→ JOB: Your task is to repeat the lines below exactly, excluding any pictures they contain.

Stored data
--
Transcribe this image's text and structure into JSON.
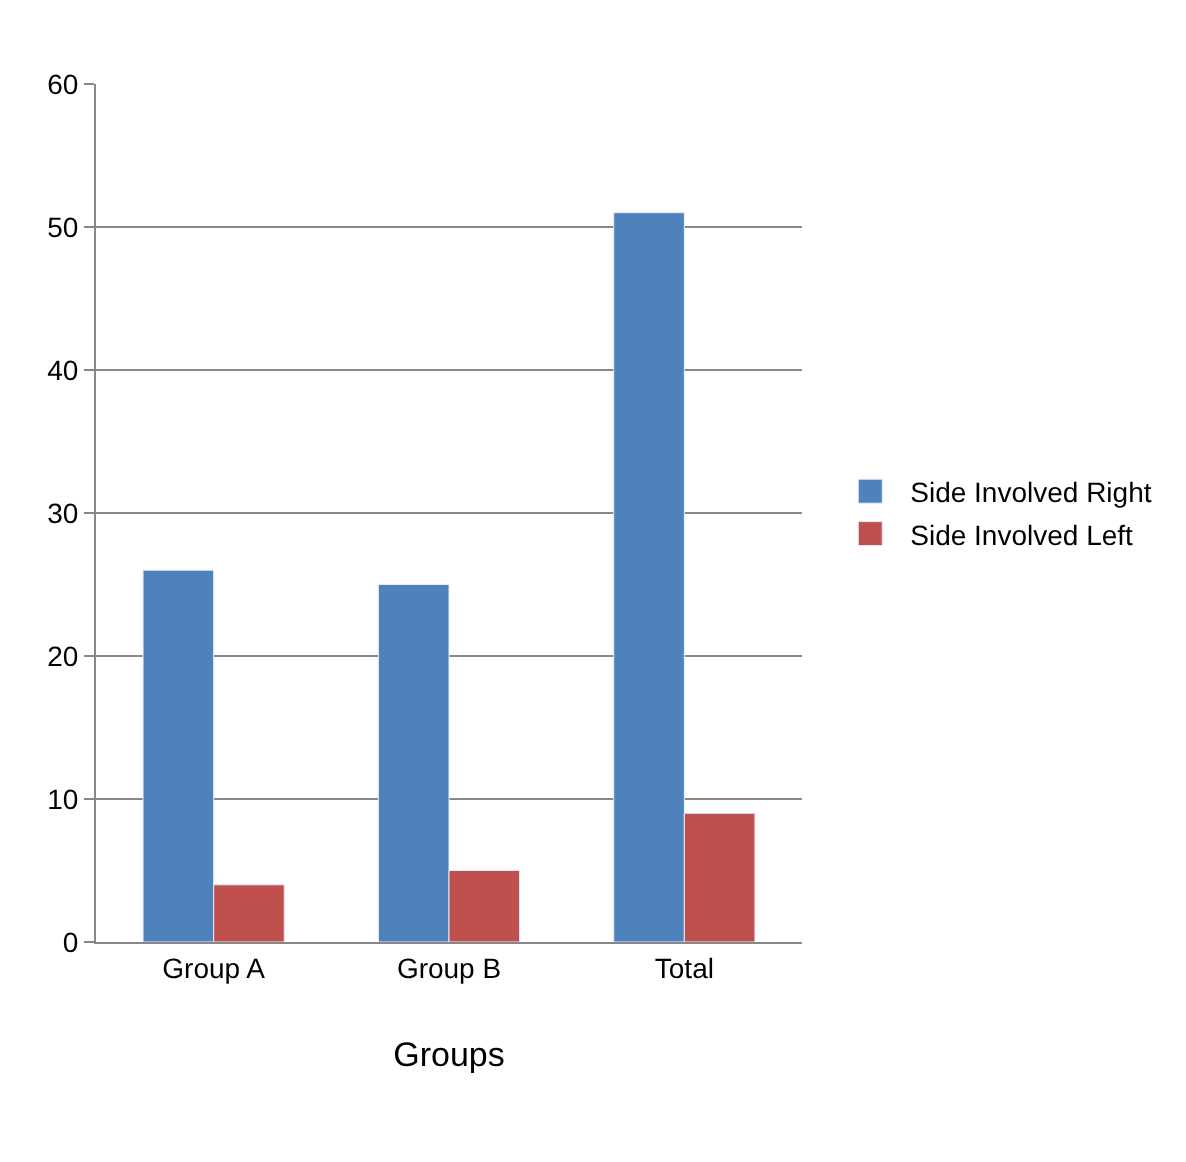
{
  "chart_data": {
    "type": "bar",
    "xlabel": "Groups",
    "categories": [
      "Group A",
      "Group B",
      "Total"
    ],
    "series": [
      {
        "name": "Side Involved Right",
        "color": "#4f81bd",
        "values": [
          26,
          25,
          51
        ]
      },
      {
        "name": "Side Involved Left",
        "color": "#c0504d",
        "values": [
          4,
          5,
          9
        ]
      }
    ],
    "ylim": [
      0,
      60
    ],
    "yticks": [
      0,
      10,
      20,
      30,
      40,
      50,
      60
    ],
    "grid": "y",
    "legend": "right"
  }
}
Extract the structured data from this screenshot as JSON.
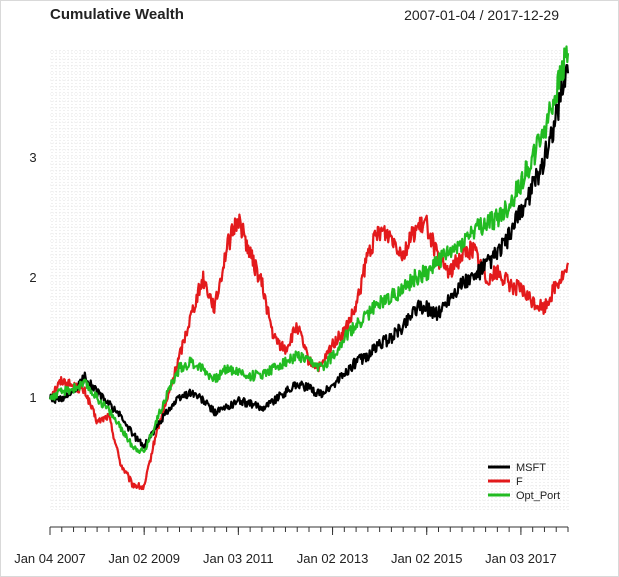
{
  "chart_data": {
    "type": "line",
    "title": "Cumulative Wealth",
    "date_range": "2007-01-04 / 2017-12-29",
    "x_start": 2007.0,
    "x_end": 2018.0,
    "ylim": [
      0.05,
      3.9
    ],
    "y_ticks": [
      1,
      2,
      3
    ],
    "y_tick_labels": [
      "1",
      "2",
      "3"
    ],
    "x_ticks": [
      2007.0,
      2009.0,
      2011.0,
      2013.0,
      2015.0,
      2017.0
    ],
    "x_tick_labels": [
      "Jan 04 2007",
      "Jan 02 2009",
      "Jan 03 2011",
      "Jan 02 2013",
      "Jan 02 2015",
      "Jan 03 2017"
    ],
    "legend_position": "bottom-right",
    "grid": true,
    "series": [
      {
        "name": "F",
        "color": "#e31a1c",
        "x": [
          2007.0,
          2007.25,
          2007.5,
          2007.75,
          2008.0,
          2008.25,
          2008.5,
          2008.75,
          2009.0,
          2009.25,
          2009.5,
          2009.75,
          2010.0,
          2010.25,
          2010.5,
          2010.75,
          2011.0,
          2011.25,
          2011.5,
          2011.75,
          2012.0,
          2012.25,
          2012.5,
          2012.75,
          2013.0,
          2013.25,
          2013.5,
          2013.75,
          2014.0,
          2014.25,
          2014.5,
          2014.75,
          2015.0,
          2015.25,
          2015.5,
          2015.75,
          2016.0,
          2016.25,
          2016.5,
          2016.75,
          2017.0,
          2017.25,
          2017.5,
          2017.75,
          2018.0
        ],
        "values": [
          1.02,
          1.15,
          1.1,
          1.05,
          0.8,
          0.85,
          0.45,
          0.28,
          0.25,
          0.7,
          1.0,
          1.35,
          1.7,
          2.0,
          1.75,
          2.25,
          2.5,
          2.2,
          1.95,
          1.5,
          1.4,
          1.6,
          1.3,
          1.25,
          1.45,
          1.55,
          1.75,
          2.2,
          2.4,
          2.35,
          2.2,
          2.4,
          2.45,
          2.15,
          2.05,
          2.2,
          2.25,
          2.0,
          2.05,
          1.95,
          1.9,
          1.8,
          1.75,
          1.95,
          2.07
        ]
      },
      {
        "name": "MSFT",
        "color": "#000000",
        "x": [
          2007.0,
          2007.25,
          2007.5,
          2007.75,
          2008.0,
          2008.25,
          2008.5,
          2008.75,
          2009.0,
          2009.25,
          2009.5,
          2009.75,
          2010.0,
          2010.25,
          2010.5,
          2010.75,
          2011.0,
          2011.25,
          2011.5,
          2011.75,
          2012.0,
          2012.25,
          2012.5,
          2012.75,
          2013.0,
          2013.25,
          2013.5,
          2013.75,
          2014.0,
          2014.25,
          2014.5,
          2014.75,
          2015.0,
          2015.25,
          2015.5,
          2015.75,
          2016.0,
          2016.25,
          2016.5,
          2016.75,
          2017.0,
          2017.25,
          2017.5,
          2017.75,
          2018.0
        ],
        "values": [
          1.0,
          0.98,
          1.05,
          1.18,
          1.05,
          0.95,
          0.85,
          0.7,
          0.6,
          0.75,
          0.9,
          1.0,
          1.05,
          0.98,
          0.88,
          0.92,
          0.98,
          0.95,
          0.92,
          0.98,
          1.05,
          1.12,
          1.08,
          1.03,
          1.1,
          1.2,
          1.3,
          1.35,
          1.45,
          1.5,
          1.6,
          1.75,
          1.75,
          1.7,
          1.85,
          1.95,
          2.0,
          2.1,
          2.2,
          2.35,
          2.55,
          2.75,
          3.0,
          3.35,
          3.8
        ]
      },
      {
        "name": "Opt_Port",
        "color": "#22bb22",
        "x": [
          2007.0,
          2007.25,
          2007.5,
          2007.75,
          2008.0,
          2008.25,
          2008.5,
          2008.75,
          2009.0,
          2009.25,
          2009.5,
          2009.75,
          2010.0,
          2010.25,
          2010.5,
          2010.75,
          2011.0,
          2011.25,
          2011.5,
          2011.75,
          2012.0,
          2012.25,
          2012.5,
          2012.75,
          2013.0,
          2013.25,
          2013.5,
          2013.75,
          2014.0,
          2014.25,
          2014.5,
          2014.75,
          2015.0,
          2015.25,
          2015.5,
          2015.75,
          2016.0,
          2016.25,
          2016.5,
          2016.75,
          2017.0,
          2017.25,
          2017.5,
          2017.75,
          2018.0
        ],
        "values": [
          1.0,
          1.05,
          1.08,
          1.12,
          1.0,
          0.9,
          0.75,
          0.6,
          0.55,
          0.8,
          1.05,
          1.25,
          1.3,
          1.25,
          1.15,
          1.25,
          1.22,
          1.18,
          1.2,
          1.25,
          1.3,
          1.35,
          1.3,
          1.25,
          1.35,
          1.5,
          1.6,
          1.7,
          1.8,
          1.85,
          1.9,
          2.0,
          2.05,
          2.15,
          2.2,
          2.3,
          2.4,
          2.45,
          2.5,
          2.6,
          2.8,
          3.0,
          3.25,
          3.55,
          3.9
        ]
      }
    ]
  }
}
--
→ EXPECTED OUTPUT:
Transcribe this image's text and structure into JSON.
{
  "chart_data": {
    "type": "bar",
    "xlabel": "Groups",
    "categories": [
      "Group A",
      "Group B",
      "Total"
    ],
    "series": [
      {
        "name": "Side Involved Right",
        "color": "#4f81bd",
        "values": [
          26,
          25,
          51
        ]
      },
      {
        "name": "Side Involved Left",
        "color": "#c0504d",
        "values": [
          4,
          5,
          9
        ]
      }
    ],
    "ylim": [
      0,
      60
    ],
    "yticks": [
      0,
      10,
      20,
      30,
      40,
      50,
      60
    ],
    "grid": "y",
    "legend": "right"
  }
}
Extract the structured data from this screenshot as JSON.
{
  "chart_data": {
    "type": "line",
    "title": "Cumulative Wealth",
    "date_range": "2007-01-04 / 2017-12-29",
    "x_start": 2007.0,
    "x_end": 2018.0,
    "ylim": [
      0.05,
      3.9
    ],
    "y_ticks": [
      1,
      2,
      3
    ],
    "y_tick_labels": [
      "1",
      "2",
      "3"
    ],
    "x_ticks": [
      2007.0,
      2009.0,
      2011.0,
      2013.0,
      2015.0,
      2017.0
    ],
    "x_tick_labels": [
      "Jan 04 2007",
      "Jan 02 2009",
      "Jan 03 2011",
      "Jan 02 2013",
      "Jan 02 2015",
      "Jan 03 2017"
    ],
    "legend_position": "bottom-right",
    "grid": true,
    "series": [
      {
        "name": "F",
        "color": "#e31a1c",
        "x": [
          2007.0,
          2007.25,
          2007.5,
          2007.75,
          2008.0,
          2008.25,
          2008.5,
          2008.75,
          2009.0,
          2009.25,
          2009.5,
          2009.75,
          2010.0,
          2010.25,
          2010.5,
          2010.75,
          2011.0,
          2011.25,
          2011.5,
          2011.75,
          2012.0,
          2012.25,
          2012.5,
          2012.75,
          2013.0,
          2013.25,
          2013.5,
          2013.75,
          2014.0,
          2014.25,
          2014.5,
          2014.75,
          2015.0,
          2015.25,
          2015.5,
          2015.75,
          2016.0,
          2016.25,
          2016.5,
          2016.75,
          2017.0,
          2017.25,
          2017.5,
          2017.75,
          2018.0
        ],
        "values": [
          1.02,
          1.15,
          1.1,
          1.05,
          0.8,
          0.85,
          0.45,
          0.28,
          0.25,
          0.7,
          1.0,
          1.35,
          1.7,
          2.0,
          1.75,
          2.25,
          2.5,
          2.2,
          1.95,
          1.5,
          1.4,
          1.6,
          1.3,
          1.25,
          1.45,
          1.55,
          1.75,
          2.2,
          2.4,
          2.35,
          2.2,
          2.4,
          2.45,
          2.15,
          2.05,
          2.2,
          2.25,
          2.0,
          2.05,
          1.95,
          1.9,
          1.8,
          1.75,
          1.95,
          2.07
        ]
      },
      {
        "name": "MSFT",
        "color": "#000000",
        "x": [
          2007.0,
          2007.25,
          2007.5,
          2007.75,
          2008.0,
          2008.25,
          2008.5,
          2008.75,
          2009.0,
          2009.25,
          2009.5,
          2009.75,
          2010.0,
          2010.25,
          2010.5,
          2010.75,
          2011.0,
          2011.25,
          2011.5,
          2011.75,
          2012.0,
          2012.25,
          2012.5,
          2012.75,
          2013.0,
          2013.25,
          2013.5,
          2013.75,
          2014.0,
          2014.25,
          2014.5,
          2014.75,
          2015.0,
          2015.25,
          2015.5,
          2015.75,
          2016.0,
          2016.25,
          2016.5,
          2016.75,
          2017.0,
          2017.25,
          2017.5,
          2017.75,
          2018.0
        ],
        "values": [
          1.0,
          0.98,
          1.05,
          1.18,
          1.05,
          0.95,
          0.85,
          0.7,
          0.6,
          0.75,
          0.9,
          1.0,
          1.05,
          0.98,
          0.88,
          0.92,
          0.98,
          0.95,
          0.92,
          0.98,
          1.05,
          1.12,
          1.08,
          1.03,
          1.1,
          1.2,
          1.3,
          1.35,
          1.45,
          1.5,
          1.6,
          1.75,
          1.75,
          1.7,
          1.85,
          1.95,
          2.0,
          2.1,
          2.2,
          2.35,
          2.55,
          2.75,
          3.0,
          3.35,
          3.8
        ]
      },
      {
        "name": "Opt_Port",
        "color": "#22bb22",
        "x": [
          2007.0,
          2007.25,
          2007.5,
          2007.75,
          2008.0,
          2008.25,
          2008.5,
          2008.75,
          2009.0,
          2009.25,
          2009.5,
          2009.75,
          2010.0,
          2010.25,
          2010.5,
          2010.75,
          2011.0,
          2011.25,
          2011.5,
          2011.75,
          2012.0,
          2012.25,
          2012.5,
          2012.75,
          2013.0,
          2013.25,
          2013.5,
          2013.75,
          2014.0,
          2014.25,
          2014.5,
          2014.75,
          2015.0,
          2015.25,
          2015.5,
          2015.75,
          2016.0,
          2016.25,
          2016.5,
          2016.75,
          2017.0,
          2017.25,
          2017.5,
          2017.75,
          2018.0
        ],
        "values": [
          1.0,
          1.05,
          1.08,
          1.12,
          1.0,
          0.9,
          0.75,
          0.6,
          0.55,
          0.8,
          1.05,
          1.25,
          1.3,
          1.25,
          1.15,
          1.25,
          1.22,
          1.18,
          1.2,
          1.25,
          1.3,
          1.35,
          1.3,
          1.25,
          1.35,
          1.5,
          1.6,
          1.7,
          1.8,
          1.85,
          1.9,
          2.0,
          2.05,
          2.15,
          2.2,
          2.3,
          2.4,
          2.45,
          2.5,
          2.6,
          2.8,
          3.0,
          3.25,
          3.55,
          3.9
        ]
      }
    ]
  }
}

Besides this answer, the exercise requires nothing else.